Goal of the exercise – All lines in which the word "following" occurs are to be extracted.

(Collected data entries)
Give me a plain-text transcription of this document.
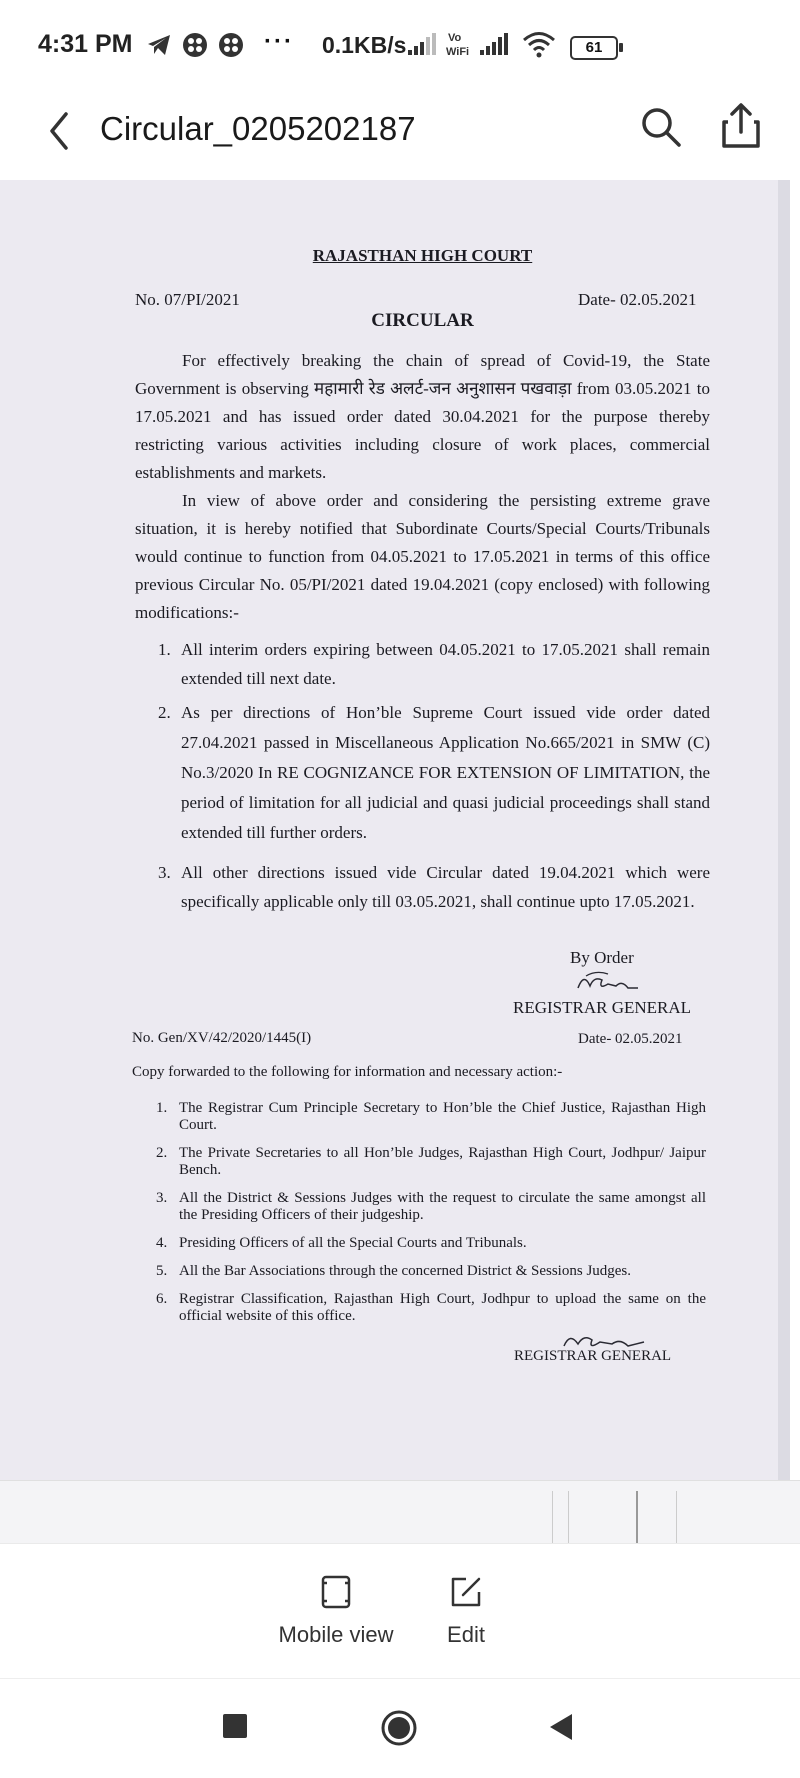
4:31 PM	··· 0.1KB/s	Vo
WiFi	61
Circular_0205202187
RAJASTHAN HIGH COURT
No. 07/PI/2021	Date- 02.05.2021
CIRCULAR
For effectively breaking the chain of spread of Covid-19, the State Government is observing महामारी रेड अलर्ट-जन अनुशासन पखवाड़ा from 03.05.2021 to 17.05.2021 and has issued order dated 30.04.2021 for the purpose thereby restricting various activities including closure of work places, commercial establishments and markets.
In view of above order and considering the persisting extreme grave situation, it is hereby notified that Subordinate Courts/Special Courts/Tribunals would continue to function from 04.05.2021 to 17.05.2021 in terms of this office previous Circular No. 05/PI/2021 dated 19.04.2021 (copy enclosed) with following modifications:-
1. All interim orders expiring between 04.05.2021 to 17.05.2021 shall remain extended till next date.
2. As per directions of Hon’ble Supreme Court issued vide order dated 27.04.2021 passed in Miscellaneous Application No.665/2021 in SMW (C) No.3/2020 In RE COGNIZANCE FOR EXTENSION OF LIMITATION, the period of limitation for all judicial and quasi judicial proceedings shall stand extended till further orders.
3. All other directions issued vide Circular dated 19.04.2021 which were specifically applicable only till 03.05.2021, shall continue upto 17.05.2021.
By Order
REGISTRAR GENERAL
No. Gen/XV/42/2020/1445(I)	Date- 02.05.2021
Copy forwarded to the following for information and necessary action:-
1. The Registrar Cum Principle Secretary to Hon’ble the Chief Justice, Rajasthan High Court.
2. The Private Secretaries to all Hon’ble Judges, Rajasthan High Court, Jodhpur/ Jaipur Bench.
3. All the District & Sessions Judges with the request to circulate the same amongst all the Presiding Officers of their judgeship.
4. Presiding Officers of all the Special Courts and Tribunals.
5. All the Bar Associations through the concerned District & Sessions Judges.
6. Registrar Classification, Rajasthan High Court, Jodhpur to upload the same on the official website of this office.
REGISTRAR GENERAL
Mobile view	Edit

---

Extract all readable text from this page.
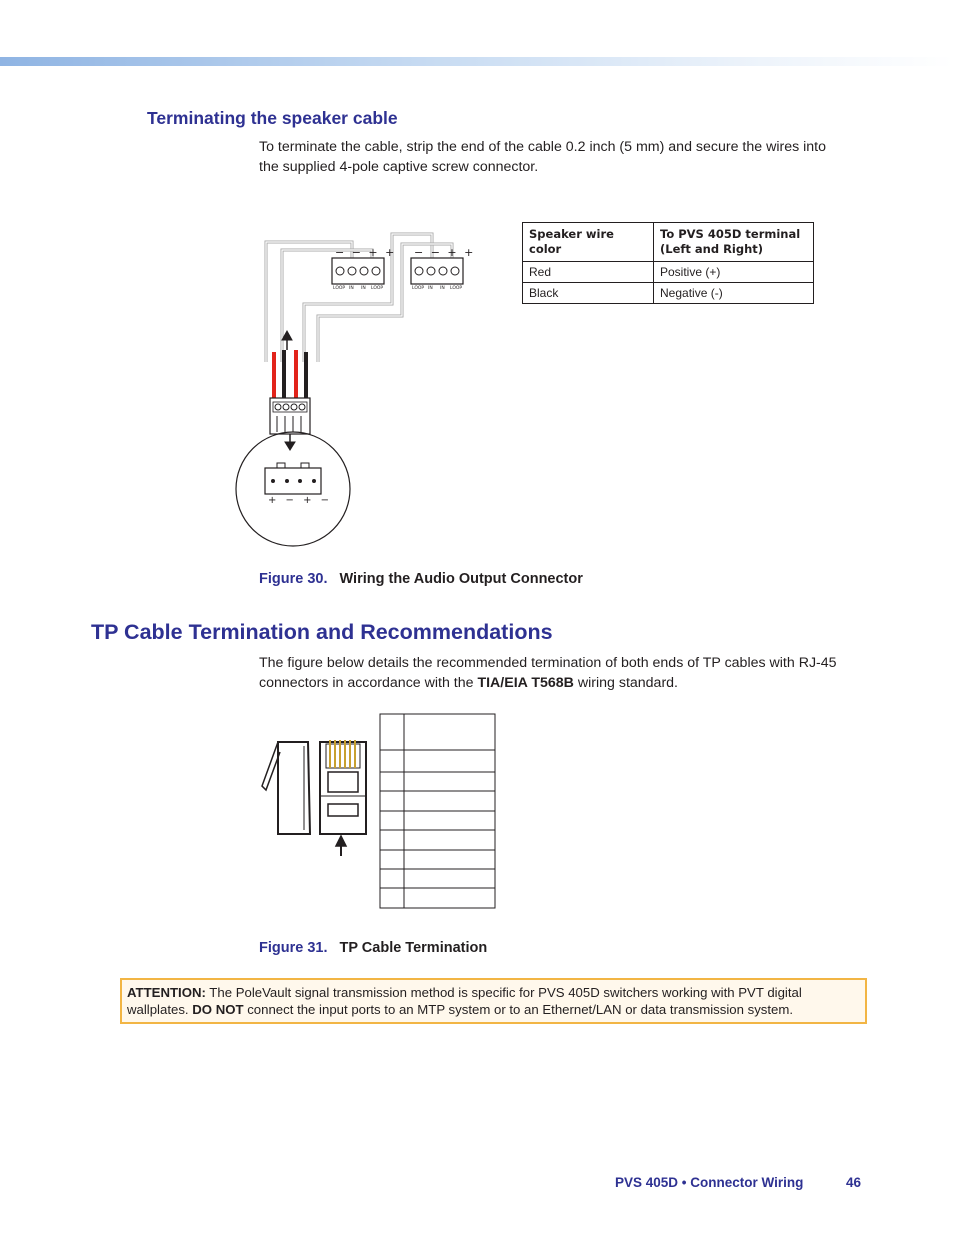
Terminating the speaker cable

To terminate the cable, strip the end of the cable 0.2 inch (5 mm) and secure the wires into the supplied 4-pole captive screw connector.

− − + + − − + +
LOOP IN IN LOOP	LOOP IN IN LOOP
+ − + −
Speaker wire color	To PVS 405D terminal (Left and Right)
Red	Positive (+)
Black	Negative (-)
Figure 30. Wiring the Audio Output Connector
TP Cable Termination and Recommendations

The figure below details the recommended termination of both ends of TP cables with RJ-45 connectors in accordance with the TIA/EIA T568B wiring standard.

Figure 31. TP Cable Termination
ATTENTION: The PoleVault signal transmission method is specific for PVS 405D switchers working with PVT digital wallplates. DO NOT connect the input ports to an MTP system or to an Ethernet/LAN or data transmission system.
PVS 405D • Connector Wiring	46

---

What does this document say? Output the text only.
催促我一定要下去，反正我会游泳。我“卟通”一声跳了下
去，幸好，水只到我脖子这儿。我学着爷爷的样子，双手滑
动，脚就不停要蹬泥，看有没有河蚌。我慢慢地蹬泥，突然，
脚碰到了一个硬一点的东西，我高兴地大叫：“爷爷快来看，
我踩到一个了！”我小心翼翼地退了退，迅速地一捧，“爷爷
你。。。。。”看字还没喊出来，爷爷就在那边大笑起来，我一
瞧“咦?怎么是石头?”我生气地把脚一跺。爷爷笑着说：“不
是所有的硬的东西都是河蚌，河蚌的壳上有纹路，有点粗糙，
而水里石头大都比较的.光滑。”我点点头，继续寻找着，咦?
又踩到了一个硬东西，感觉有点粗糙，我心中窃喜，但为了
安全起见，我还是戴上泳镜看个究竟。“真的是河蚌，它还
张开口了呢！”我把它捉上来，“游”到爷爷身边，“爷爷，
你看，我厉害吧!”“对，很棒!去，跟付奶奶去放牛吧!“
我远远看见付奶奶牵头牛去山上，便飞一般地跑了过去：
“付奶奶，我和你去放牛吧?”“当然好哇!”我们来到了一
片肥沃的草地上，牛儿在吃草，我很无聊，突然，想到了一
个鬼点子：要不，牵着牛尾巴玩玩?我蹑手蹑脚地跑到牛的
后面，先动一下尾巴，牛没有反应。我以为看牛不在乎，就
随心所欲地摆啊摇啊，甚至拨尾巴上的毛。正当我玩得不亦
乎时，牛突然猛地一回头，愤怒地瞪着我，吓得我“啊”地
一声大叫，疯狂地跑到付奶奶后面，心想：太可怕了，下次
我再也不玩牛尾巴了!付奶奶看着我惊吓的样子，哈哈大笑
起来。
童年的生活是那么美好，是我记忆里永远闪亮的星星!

Task result –
In view of above order and considering the persisting extreme grave situation, it is hereby notified that Subordinate Courts/Special Courts/Tribunals would continue to function from 04.05.2021 to 17.05.2021 in terms of this office previous Circular No. 05/PI/2021 dated 19.04.2021 (copy enclosed) with following modifications:-
Copy forwarded to the following for information and necessary action:-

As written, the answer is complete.